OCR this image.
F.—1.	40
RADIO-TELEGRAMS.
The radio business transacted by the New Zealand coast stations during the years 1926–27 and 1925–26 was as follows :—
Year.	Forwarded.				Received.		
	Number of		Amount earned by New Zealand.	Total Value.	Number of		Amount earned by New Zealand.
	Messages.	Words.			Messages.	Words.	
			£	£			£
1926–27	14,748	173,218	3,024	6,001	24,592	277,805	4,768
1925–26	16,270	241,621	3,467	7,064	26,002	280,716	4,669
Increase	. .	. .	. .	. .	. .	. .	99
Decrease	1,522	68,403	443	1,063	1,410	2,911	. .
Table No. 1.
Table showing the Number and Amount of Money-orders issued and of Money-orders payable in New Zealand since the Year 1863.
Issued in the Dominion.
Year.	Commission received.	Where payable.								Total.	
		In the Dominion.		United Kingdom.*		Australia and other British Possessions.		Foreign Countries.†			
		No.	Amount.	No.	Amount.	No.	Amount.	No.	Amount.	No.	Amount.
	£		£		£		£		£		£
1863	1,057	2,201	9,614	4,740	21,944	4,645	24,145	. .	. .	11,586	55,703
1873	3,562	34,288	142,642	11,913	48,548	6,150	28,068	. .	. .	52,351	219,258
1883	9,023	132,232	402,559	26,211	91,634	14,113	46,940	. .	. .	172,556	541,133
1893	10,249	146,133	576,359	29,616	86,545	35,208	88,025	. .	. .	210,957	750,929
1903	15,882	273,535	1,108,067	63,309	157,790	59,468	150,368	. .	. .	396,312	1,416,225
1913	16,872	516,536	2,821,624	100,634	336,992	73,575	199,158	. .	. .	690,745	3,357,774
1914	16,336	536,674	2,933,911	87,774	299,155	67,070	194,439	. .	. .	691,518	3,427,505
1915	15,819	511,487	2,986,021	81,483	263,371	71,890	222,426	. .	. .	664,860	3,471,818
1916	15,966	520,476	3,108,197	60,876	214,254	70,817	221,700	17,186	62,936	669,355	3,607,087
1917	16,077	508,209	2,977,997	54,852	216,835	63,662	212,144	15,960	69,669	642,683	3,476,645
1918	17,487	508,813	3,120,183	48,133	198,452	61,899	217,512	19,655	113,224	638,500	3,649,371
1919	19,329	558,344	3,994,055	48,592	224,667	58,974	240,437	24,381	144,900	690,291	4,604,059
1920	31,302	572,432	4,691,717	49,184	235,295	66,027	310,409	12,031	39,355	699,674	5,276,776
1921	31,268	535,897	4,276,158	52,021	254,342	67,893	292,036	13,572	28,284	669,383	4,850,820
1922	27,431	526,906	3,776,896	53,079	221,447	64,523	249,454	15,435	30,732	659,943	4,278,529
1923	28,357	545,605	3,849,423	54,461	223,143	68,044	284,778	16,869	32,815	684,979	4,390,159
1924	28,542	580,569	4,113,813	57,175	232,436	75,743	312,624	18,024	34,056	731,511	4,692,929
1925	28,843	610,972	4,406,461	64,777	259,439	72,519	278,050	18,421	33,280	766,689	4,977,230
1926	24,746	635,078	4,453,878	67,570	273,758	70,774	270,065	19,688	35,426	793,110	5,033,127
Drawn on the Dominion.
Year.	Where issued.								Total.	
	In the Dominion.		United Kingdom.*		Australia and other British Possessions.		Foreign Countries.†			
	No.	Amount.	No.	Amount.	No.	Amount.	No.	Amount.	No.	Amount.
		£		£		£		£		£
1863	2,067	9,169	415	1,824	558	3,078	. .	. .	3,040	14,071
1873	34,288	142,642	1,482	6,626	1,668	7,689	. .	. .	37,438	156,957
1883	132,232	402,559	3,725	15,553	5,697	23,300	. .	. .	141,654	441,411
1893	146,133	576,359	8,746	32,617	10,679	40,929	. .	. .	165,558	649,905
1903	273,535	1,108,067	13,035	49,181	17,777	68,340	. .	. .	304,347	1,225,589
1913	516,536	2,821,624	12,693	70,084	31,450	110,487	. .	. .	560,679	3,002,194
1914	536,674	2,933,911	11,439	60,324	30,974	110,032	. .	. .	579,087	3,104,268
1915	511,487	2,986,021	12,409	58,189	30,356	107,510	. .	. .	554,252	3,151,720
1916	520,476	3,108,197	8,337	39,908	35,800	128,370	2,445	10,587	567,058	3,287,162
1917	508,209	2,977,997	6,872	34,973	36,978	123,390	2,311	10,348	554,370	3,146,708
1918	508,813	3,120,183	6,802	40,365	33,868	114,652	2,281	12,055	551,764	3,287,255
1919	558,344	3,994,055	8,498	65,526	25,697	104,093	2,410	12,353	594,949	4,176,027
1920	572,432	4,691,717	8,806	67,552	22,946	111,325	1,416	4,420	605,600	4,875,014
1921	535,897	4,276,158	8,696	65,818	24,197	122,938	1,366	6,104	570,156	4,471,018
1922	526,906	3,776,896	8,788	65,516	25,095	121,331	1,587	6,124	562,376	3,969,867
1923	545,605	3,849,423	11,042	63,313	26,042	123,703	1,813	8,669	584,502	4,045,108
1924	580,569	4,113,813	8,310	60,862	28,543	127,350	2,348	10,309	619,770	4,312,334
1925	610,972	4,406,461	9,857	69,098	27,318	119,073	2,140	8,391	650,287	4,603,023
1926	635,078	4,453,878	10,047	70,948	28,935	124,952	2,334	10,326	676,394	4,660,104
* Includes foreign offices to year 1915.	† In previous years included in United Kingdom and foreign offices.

━━━━

Set task.
All of the data must be returned exactly.

Response.
OCR this image.
F.—1.	40
RADIO-TELEGRAMS.
The radio business transacted by the New Zealand coast stations during the years 1926–27 and 1925–26 was as follows :—
Year.	Forwarded.				Received.		
	Number of		Amount earned by New Zealand.	Total Value.	Number of		Amount earned by New Zealand.
	Messages.	Words.			Messages.	Words.	
			£	£			£
1926–27	14,748	173,218	3,024	6,001	24,592	277,805	4,768
1925–26	16,270	241,621	3,467	7,064	26,002	280,716	4,669
Increase	. .	. .	. .	. .	. .	. .	99
Decrease	1,522	68,403	443	1,063	1,410	2,911	. .
Table No. 1.
Table showing the Number and Amount of Money-orders issued and of Money-orders payable in New Zealand since the Year 1863.
Issued in the Dominion.
Year.	Commission received.	Where payable.								Total.	
		In the Dominion.		United Kingdom.*		Australia and other British Possessions.		Foreign Countries.†			
		No.	Amount.	No.	Amount.	No.	Amount.	No.	Amount.	No.	Amount.
	£		£		£		£		£		£
1863	1,057	2,201	9,614	4,740	21,944	4,645	24,145	. .	. .	11,586	55,703
1873	3,562	34,288	142,642	11,913	48,548	6,150	28,068	. .	. .	52,351	219,258
1883	9,023	132,232	402,559	26,211	91,634	14,113	46,940	. .	. .	172,556	541,133
1893	10,249	146,133	576,359	29,616	86,545	35,208	88,025	. .	. .	210,957	750,929
1903	15,882	273,535	1,108,067	63,309	157,790	59,468	150,368	. .	. .	396,312	1,416,225
1913	16,872	516,536	2,821,624	100,634	336,992	73,575	199,158	. .	. .	690,745	3,357,774
1914	16,336	536,674	2,933,911	87,774	299,155	67,070	194,439	. .	. .	691,518	3,427,505
1915	15,819	511,487	2,986,021	81,483	263,371	71,890	222,426	. .	. .	664,860	3,471,818
1916	15,966	520,476	3,108,197	60,876	214,254	70,817	221,700	17,186	62,936	669,355	3,607,087
1917	16,077	508,209	2,977,997	54,852	216,835	63,662	212,144	15,960	69,669	642,683	3,476,645
1918	17,487	508,813	3,120,183	48,133	198,452	61,899	217,512	19,655	113,224	638,500	3,649,371
1919	19,329	558,344	3,994,055	48,592	224,667	58,974	240,437	24,381	144,900	690,291	4,604,059
1920	31,302	572,432	4,691,717	49,184	235,295	66,027	310,409	12,031	39,355	699,674	5,276,776
1921	31,268	535,897	4,276,158	52,021	254,342	67,893	292,036	13,572	28,284	669,383	4,850,820
1922	27,431	526,906	3,776,896	53,079	221,447	64,523	249,454	15,435	30,732	659,943	4,278,529
1923	28,357	545,605	3,849,423	54,461	223,143	68,044	284,778	16,869	32,815	684,979	4,390,159
1924	28,542	580,569	4,113,813	57,175	232,436	75,743	312,624	18,024	34,056	731,511	4,692,929
1925	28,843	610,972	4,406,461	64,777	259,439	72,519	278,050	18,421	33,280	766,689	4,977,230
1926	24,746	635,078	4,453,878	67,570	273,758	70,774	270,065	19,688	35,426	793,110	5,033,127
Drawn on the Dominion.
Year.	Where issued.								Total.	
	In the Dominion.		United Kingdom.*		Australia and other British Possessions.		Foreign Countries.†			
	No.	Amount.	No.	Amount.	No.	Amount.	No.	Amount.	No.	Amount.
		£		£		£		£		£
1863	2,067	9,169	415	1,824	558	3,078	. .	. .	3,040	14,071
1873	34,288	142,642	1,482	6,626	1,668	7,689	. .	. .	37,438	156,957
1883	132,232	402,559	3,725	15,553	5,697	23,300	. .	. .	141,654	441,411
1893	146,133	576,359	8,746	32,617	10,679	40,929	. .	. .	165,558	649,905
1903	273,535	1,108,067	13,035	49,181	17,777	68,340	. .	. .	304,347	1,225,589
1913	516,536	2,821,624	12,693	70,084	31,450	110,487	. .	. .	560,679	3,002,194
1914	536,674	2,933,911	11,439	60,324	30,974	110,032	. .	. .	579,087	3,104,268
1915	511,487	2,986,021	12,409	58,189	30,356	107,510	. .	. .	554,252	3,151,720
1916	520,476	3,108,197	8,337	39,908	35,800	128,370	2,445	10,587	567,058	3,287,162
1917	508,209	2,977,997	6,872	34,973	36,978	123,390	2,311	10,348	554,370	3,146,708
1918	508,813	3,120,183	6,802	40,365	33,868	114,652	2,281	12,055	551,764	3,287,255
1919	558,344	3,994,055	8,498	65,526	25,697	104,093	2,410	12,353	594,949	4,176,027
1920	572,432	4,691,717	8,806	67,552	22,946	111,325	1,416	4,420	605,600	4,875,014
1921	535,897	4,276,158	8,696	65,818	24,197	122,938	1,366	6,104	570,156	4,471,018
1922	526,906	3,776,896	8,788	65,516	25,095	121,331	1,587	6,124	562,376	3,969,867
1923	545,605	3,849,423	11,042	63,313	26,042	123,703	1,813	8,669	584,502	4,045,108
1924	580,569	4,113,813	8,310	60,862	28,543	127,350	2,348	10,309	619,770	4,312,334
1925	610,972	4,406,461	9,857	69,098	27,318	119,073	2,140	8,391	650,287	4,603,023
1926	635,078	4,453,878	10,047	70,948	28,935	124,952	2,334	10,326	676,394	4,660,104
* Includes foreign offices to year 1915.	† In previous years included in United Kingdom and foreign offices.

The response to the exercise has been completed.